◆ Request
Identify the lines that include the word "anderen", then copy all of them.

────────────────

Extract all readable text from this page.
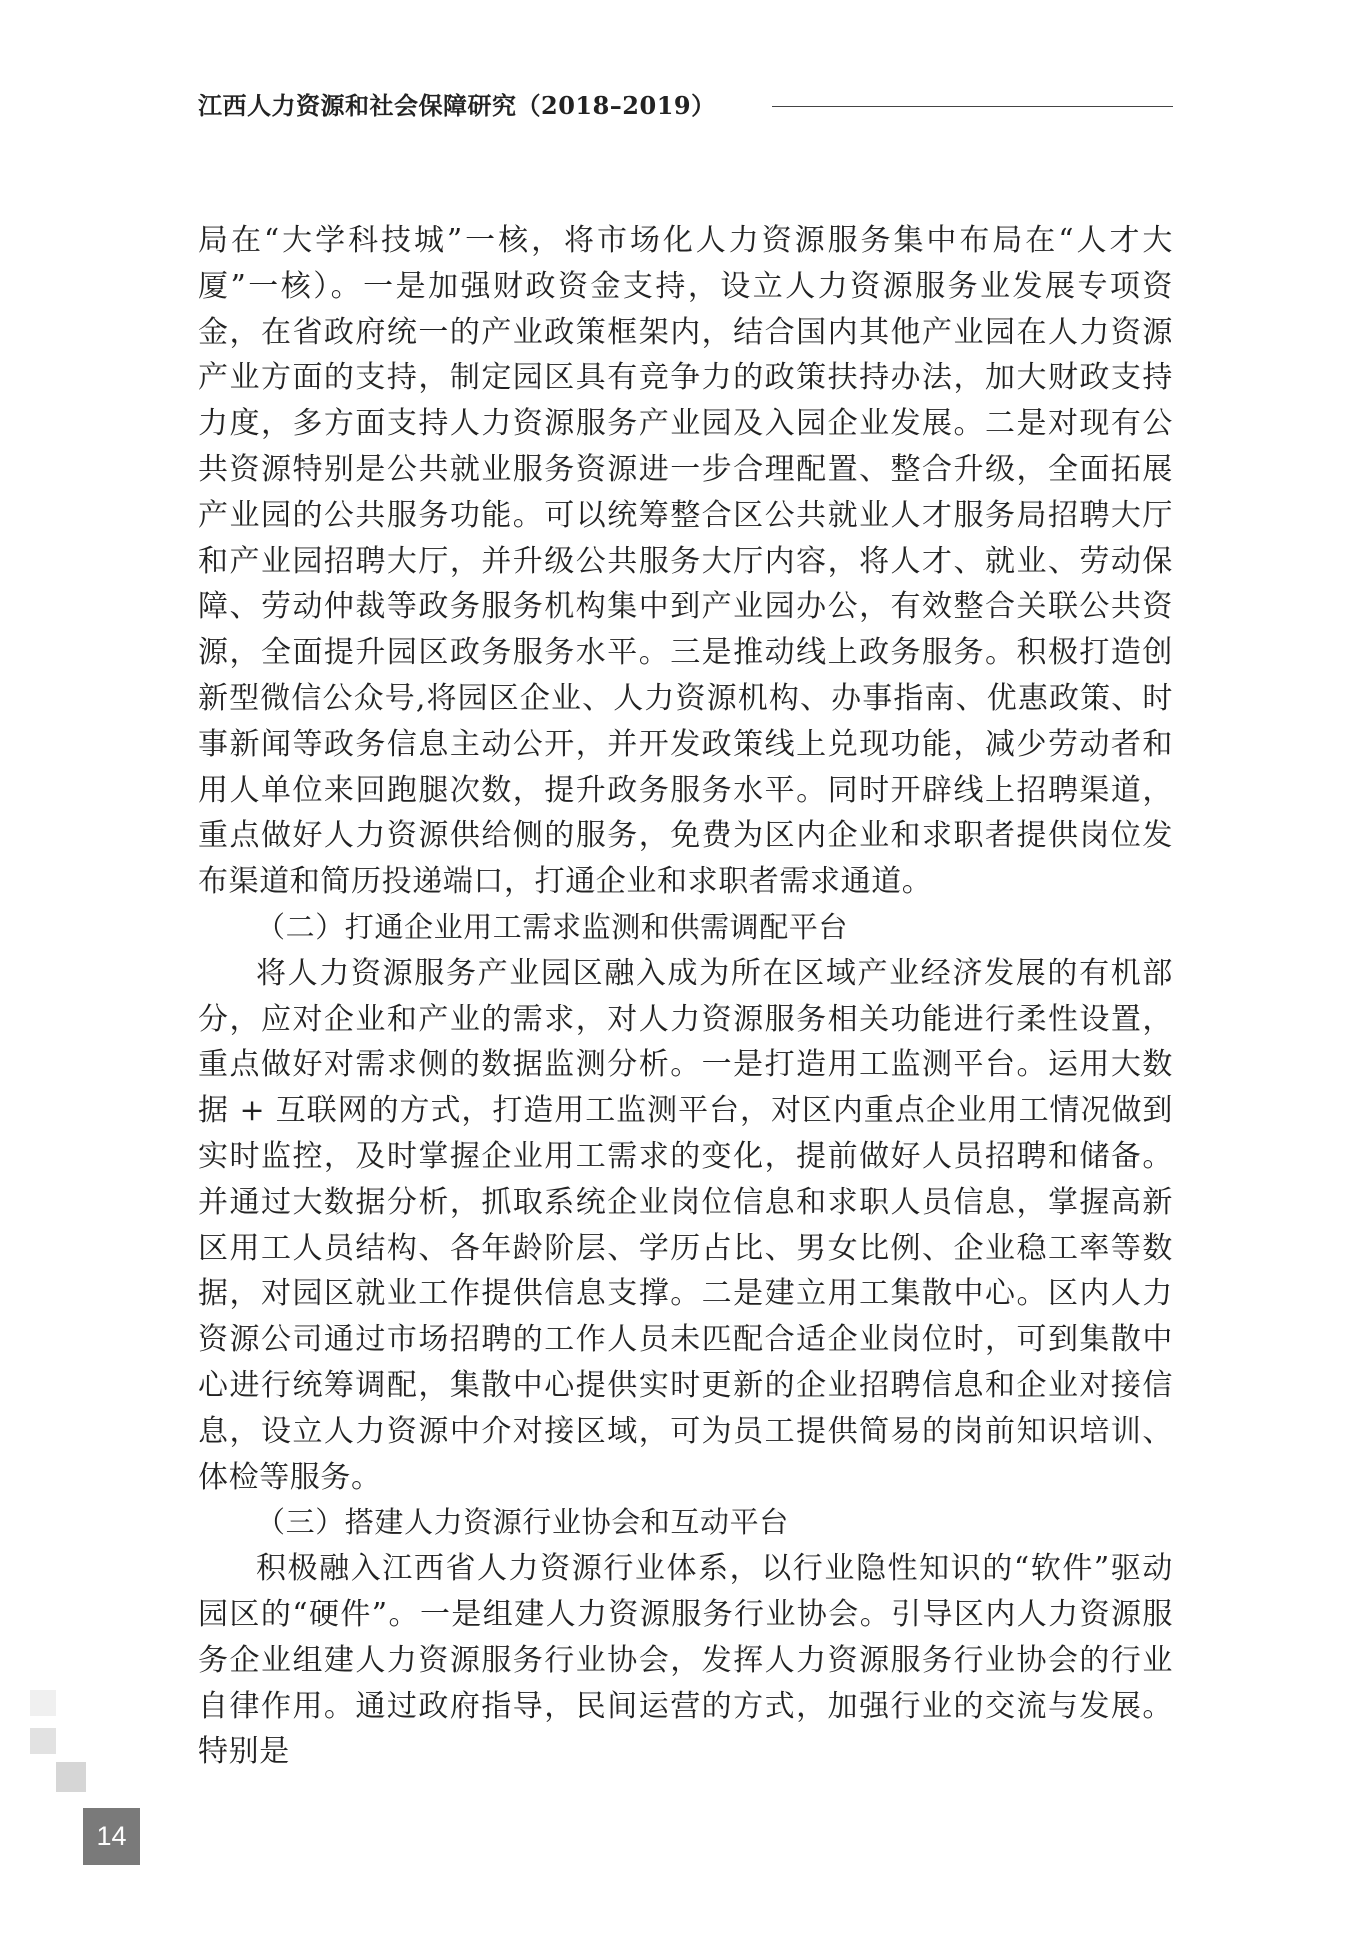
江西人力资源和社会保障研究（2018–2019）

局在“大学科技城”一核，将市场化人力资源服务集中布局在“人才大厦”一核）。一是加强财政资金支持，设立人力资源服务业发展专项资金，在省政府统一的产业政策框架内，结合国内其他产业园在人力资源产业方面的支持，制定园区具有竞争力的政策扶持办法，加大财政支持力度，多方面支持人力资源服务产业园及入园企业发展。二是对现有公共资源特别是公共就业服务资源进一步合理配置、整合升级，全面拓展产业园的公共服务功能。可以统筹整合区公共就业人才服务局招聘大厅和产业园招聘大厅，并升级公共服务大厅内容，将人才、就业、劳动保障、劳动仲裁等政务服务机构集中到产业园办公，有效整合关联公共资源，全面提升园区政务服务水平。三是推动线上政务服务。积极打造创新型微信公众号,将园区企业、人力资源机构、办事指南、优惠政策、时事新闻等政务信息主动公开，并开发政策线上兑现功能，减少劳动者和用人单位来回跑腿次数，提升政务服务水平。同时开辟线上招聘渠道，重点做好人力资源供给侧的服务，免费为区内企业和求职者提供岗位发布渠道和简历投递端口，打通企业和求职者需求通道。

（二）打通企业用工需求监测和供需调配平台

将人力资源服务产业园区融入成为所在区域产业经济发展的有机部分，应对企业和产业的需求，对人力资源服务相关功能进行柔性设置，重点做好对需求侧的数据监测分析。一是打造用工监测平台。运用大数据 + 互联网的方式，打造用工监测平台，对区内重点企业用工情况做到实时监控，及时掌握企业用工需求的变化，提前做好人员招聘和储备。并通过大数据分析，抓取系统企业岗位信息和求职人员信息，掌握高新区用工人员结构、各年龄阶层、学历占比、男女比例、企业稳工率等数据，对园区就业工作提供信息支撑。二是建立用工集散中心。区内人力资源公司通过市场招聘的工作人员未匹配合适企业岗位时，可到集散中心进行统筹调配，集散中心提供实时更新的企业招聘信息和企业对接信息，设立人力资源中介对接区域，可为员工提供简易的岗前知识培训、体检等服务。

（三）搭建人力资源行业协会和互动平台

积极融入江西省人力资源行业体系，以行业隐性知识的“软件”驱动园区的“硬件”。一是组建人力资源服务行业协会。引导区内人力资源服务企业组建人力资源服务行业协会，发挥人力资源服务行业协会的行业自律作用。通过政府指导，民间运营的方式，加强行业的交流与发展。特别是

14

────────────────

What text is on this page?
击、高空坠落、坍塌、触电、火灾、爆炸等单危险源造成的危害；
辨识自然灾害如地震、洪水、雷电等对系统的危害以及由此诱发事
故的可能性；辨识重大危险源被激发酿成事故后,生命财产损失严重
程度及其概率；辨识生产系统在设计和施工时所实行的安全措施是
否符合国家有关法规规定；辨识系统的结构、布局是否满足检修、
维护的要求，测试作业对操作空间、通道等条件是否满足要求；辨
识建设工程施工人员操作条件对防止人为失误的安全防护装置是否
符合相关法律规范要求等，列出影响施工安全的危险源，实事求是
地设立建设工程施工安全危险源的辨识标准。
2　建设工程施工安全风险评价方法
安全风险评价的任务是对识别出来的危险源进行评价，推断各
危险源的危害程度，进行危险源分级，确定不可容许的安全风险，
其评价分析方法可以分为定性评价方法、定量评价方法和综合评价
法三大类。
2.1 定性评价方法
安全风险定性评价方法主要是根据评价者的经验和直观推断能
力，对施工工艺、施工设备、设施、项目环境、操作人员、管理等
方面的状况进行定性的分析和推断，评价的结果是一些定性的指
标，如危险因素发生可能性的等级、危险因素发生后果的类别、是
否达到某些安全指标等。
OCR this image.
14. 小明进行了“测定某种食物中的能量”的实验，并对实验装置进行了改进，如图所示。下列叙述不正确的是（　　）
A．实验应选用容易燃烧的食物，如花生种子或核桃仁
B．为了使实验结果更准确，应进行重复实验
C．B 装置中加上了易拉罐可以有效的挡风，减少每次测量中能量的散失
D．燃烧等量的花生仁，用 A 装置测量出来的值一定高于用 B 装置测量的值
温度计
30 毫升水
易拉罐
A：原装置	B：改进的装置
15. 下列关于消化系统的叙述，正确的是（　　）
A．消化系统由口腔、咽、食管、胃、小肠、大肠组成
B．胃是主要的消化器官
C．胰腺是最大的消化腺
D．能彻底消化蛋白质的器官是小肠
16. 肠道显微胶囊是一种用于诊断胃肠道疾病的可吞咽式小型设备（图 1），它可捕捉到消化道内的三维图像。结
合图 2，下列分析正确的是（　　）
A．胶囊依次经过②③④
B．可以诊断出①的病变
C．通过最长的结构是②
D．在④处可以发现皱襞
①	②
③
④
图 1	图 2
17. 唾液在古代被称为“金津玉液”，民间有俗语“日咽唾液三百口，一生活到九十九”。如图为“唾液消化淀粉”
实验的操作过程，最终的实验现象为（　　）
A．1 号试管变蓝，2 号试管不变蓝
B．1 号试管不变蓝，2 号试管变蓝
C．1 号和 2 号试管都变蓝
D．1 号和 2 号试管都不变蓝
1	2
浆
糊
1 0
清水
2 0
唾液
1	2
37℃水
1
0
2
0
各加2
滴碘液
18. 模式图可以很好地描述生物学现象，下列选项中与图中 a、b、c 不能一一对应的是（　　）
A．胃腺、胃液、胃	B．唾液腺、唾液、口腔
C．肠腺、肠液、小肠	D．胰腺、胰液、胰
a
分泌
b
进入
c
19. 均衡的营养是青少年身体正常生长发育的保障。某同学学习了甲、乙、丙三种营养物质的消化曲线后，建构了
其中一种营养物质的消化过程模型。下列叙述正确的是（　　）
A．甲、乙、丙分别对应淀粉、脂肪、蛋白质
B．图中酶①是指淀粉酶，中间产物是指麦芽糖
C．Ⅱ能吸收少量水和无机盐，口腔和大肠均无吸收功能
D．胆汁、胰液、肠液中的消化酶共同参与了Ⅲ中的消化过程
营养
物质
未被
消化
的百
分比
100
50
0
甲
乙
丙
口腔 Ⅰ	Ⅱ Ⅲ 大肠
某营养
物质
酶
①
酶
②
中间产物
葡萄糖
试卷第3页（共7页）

────────────────

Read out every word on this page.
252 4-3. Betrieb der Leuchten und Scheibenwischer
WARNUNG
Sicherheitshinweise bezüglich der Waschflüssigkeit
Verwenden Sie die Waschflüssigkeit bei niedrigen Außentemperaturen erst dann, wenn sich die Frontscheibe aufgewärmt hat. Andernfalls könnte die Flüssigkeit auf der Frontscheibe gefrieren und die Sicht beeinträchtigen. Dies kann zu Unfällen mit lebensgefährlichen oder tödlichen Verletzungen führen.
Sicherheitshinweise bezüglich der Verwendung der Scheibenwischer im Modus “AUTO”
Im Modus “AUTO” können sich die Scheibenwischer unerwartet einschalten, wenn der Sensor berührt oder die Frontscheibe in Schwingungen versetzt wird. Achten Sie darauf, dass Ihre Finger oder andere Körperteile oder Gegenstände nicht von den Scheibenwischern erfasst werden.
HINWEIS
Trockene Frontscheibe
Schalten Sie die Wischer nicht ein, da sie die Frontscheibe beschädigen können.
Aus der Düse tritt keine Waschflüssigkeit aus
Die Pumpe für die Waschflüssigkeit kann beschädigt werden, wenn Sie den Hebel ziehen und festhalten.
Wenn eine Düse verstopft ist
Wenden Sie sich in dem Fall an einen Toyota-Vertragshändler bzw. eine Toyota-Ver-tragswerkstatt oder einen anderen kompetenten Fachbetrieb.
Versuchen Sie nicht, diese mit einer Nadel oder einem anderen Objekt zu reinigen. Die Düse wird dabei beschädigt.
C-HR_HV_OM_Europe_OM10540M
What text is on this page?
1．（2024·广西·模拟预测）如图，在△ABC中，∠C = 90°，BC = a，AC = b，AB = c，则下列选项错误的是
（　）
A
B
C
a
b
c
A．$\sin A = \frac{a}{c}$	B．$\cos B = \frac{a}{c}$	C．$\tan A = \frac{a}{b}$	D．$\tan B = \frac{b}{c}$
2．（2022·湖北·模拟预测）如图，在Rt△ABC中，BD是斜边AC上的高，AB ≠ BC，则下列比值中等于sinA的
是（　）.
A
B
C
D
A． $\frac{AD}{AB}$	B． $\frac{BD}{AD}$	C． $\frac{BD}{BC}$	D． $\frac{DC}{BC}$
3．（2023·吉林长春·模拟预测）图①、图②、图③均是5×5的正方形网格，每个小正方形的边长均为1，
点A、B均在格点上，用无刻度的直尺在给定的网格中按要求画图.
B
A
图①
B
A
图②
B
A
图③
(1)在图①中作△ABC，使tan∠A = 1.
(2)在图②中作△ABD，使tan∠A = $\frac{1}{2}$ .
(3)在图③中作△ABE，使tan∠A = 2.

────────────────

◆ Answer to the problem
Wenden Sie sich in dem Fall an einen Toyota-Vertragshändler bzw. eine Toyota-Ver-tragswerkstatt oder einen anderen kompetenten Fachbetrieb.
Versuchen Sie nicht, diese mit einer Nadel oder einem anderen Objekt zu reinigen. Die Düse wird dabei beschädigt.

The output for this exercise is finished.